**STATED PROBLEM:** Copy every line of the data that contains the string "from".

Stored dataset items
****************

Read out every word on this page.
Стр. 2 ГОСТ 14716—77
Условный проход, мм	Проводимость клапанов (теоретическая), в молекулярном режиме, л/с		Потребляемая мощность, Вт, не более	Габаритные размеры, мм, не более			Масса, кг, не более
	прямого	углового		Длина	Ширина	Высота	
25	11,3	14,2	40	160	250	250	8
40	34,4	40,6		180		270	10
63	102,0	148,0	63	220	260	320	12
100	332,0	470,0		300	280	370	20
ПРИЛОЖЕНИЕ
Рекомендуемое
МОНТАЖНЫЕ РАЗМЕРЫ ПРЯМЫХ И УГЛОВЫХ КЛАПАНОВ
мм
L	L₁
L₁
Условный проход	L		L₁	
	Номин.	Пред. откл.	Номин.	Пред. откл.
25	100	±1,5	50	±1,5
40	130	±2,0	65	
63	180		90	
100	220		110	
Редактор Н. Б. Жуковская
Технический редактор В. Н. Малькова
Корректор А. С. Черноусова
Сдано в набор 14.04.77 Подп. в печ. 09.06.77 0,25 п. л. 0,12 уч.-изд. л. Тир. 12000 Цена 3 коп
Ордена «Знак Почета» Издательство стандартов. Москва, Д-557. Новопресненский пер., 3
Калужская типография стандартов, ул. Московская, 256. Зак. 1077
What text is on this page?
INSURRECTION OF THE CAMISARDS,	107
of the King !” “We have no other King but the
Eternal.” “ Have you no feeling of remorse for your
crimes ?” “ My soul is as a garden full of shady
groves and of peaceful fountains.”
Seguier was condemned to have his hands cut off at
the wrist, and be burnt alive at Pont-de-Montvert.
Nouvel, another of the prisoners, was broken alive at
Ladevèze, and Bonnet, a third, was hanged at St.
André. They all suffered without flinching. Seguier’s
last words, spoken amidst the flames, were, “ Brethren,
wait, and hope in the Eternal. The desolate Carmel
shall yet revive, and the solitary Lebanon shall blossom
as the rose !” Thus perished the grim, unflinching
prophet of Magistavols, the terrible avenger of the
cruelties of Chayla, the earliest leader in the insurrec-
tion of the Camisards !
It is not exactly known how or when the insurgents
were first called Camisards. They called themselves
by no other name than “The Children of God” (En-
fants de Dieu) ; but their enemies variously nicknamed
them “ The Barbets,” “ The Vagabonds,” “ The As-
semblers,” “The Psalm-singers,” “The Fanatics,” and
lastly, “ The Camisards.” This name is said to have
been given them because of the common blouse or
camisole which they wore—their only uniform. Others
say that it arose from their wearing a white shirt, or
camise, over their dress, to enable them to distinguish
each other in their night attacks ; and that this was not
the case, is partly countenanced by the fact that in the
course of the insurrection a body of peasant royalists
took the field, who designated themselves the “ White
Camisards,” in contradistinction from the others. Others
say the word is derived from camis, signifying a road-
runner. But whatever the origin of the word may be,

****************

**WRITTEN RESPONSE:**
say that it arose from their wearing a white shirt, or
Camisards,” in contradistinction from the others. Others
say the word is derived from camis, signifying a road-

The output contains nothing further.